::: SUPPLIED ENTRIES :::
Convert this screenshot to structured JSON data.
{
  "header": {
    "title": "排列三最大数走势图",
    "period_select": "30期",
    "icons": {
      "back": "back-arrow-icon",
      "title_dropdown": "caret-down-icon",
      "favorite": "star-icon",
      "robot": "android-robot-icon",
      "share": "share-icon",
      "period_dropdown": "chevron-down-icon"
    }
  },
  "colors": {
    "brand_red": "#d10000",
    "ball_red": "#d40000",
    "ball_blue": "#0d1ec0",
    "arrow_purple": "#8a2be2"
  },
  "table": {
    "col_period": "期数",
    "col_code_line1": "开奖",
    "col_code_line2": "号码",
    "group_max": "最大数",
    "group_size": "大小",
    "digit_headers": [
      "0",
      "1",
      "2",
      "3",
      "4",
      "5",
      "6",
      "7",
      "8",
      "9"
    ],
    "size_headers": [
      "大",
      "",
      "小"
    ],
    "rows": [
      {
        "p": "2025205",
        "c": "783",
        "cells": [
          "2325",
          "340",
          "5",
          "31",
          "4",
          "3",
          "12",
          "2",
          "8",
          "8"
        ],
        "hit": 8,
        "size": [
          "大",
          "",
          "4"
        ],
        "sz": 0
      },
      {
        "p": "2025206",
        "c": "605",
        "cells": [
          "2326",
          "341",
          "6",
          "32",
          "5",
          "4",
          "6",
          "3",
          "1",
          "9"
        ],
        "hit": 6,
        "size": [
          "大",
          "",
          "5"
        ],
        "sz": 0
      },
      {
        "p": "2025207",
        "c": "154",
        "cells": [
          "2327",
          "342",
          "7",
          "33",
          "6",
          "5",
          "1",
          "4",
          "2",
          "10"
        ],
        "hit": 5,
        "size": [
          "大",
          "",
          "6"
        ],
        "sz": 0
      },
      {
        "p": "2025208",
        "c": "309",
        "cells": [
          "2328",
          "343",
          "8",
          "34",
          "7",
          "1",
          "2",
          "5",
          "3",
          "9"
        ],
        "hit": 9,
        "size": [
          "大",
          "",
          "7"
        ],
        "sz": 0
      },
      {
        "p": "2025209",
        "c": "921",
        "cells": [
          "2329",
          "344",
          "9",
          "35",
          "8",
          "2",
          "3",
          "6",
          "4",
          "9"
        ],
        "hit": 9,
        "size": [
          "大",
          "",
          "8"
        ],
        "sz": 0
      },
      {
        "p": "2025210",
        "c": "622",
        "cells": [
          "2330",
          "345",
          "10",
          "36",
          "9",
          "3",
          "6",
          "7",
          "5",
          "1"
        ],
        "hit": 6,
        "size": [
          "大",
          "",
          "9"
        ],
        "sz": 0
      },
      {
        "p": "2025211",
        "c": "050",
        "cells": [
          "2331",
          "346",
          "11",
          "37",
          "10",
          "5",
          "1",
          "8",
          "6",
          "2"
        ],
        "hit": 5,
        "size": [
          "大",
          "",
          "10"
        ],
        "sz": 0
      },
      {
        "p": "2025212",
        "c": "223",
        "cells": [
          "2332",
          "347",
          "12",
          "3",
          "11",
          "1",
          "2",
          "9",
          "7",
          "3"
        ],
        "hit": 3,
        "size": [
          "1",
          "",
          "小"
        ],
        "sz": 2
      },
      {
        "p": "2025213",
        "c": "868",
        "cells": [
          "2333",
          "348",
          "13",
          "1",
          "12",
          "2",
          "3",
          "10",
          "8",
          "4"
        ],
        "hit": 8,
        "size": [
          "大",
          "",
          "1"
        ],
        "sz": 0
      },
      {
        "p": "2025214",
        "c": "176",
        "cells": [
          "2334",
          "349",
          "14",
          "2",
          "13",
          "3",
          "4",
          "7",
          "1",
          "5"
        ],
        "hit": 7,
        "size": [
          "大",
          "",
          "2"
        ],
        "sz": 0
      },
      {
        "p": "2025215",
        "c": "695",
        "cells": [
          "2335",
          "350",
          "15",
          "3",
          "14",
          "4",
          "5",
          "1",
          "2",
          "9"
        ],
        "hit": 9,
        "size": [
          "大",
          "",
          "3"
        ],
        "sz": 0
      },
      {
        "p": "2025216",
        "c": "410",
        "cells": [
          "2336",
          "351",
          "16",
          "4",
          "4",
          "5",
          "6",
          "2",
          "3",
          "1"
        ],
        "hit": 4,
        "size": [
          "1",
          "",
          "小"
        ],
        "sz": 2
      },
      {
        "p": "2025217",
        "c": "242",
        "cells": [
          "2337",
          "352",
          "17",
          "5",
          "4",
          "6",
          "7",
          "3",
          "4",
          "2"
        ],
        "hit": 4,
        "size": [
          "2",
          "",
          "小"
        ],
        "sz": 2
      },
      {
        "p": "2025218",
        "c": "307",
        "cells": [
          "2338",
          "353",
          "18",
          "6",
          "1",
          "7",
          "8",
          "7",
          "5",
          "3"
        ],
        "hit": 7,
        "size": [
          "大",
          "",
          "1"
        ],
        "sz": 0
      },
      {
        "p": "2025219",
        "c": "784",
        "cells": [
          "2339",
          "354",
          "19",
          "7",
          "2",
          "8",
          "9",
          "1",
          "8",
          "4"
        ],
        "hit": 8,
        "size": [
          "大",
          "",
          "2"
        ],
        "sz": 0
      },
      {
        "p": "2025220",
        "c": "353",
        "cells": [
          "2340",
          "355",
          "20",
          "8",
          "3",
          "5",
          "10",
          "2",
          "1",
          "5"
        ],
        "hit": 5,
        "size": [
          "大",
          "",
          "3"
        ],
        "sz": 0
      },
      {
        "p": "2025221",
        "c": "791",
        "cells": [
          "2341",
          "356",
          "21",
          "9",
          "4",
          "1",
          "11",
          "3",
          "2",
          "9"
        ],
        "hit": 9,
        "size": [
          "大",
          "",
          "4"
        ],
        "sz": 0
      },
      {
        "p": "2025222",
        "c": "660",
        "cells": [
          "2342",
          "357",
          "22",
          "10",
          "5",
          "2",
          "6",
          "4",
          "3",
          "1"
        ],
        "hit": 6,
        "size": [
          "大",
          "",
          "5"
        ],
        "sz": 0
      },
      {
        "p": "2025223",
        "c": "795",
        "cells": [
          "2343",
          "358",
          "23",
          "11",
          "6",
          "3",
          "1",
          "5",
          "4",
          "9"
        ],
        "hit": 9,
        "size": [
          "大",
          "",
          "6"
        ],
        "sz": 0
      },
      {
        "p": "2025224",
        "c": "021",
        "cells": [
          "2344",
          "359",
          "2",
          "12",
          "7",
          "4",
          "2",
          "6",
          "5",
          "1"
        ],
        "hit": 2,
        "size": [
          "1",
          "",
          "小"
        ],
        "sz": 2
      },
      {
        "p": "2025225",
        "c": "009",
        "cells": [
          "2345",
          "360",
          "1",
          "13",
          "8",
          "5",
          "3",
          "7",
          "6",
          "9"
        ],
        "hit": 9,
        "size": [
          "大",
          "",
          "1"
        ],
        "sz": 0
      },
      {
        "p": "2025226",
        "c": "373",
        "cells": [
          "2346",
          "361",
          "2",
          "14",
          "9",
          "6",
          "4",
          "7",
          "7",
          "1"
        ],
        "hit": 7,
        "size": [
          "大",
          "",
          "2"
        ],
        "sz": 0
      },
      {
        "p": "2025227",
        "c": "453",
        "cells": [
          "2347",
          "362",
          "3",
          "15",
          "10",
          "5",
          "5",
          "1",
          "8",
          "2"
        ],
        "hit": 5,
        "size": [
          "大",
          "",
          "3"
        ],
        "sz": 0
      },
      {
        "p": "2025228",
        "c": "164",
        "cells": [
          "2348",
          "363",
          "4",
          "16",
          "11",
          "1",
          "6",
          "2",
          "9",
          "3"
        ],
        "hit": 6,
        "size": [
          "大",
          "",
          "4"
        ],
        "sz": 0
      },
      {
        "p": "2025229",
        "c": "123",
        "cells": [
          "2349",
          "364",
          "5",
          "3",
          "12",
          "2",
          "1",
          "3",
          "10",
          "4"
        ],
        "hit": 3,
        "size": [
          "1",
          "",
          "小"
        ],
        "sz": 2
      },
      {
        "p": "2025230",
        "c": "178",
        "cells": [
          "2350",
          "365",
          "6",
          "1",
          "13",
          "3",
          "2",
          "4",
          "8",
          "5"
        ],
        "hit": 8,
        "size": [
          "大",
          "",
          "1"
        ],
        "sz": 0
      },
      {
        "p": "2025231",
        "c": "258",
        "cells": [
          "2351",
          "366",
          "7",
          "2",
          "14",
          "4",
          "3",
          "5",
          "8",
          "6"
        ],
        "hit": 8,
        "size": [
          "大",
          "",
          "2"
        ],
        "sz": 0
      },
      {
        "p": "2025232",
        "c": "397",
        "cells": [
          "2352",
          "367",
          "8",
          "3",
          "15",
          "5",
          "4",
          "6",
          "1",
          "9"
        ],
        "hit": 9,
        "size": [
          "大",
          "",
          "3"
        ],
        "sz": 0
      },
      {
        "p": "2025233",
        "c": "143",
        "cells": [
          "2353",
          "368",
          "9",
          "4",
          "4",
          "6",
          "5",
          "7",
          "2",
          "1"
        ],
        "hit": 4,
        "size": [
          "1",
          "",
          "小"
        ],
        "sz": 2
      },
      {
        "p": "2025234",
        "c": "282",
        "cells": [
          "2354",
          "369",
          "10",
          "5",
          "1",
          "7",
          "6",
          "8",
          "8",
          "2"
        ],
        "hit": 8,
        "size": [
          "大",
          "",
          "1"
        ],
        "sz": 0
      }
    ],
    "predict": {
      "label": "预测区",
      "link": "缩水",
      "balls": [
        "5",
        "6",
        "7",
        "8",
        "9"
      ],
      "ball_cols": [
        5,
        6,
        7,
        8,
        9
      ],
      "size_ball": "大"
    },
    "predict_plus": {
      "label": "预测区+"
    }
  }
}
:::
Of the lines above, how many contain the word "down"? Provide the number and nothing else.

TASK RESPONSE = 2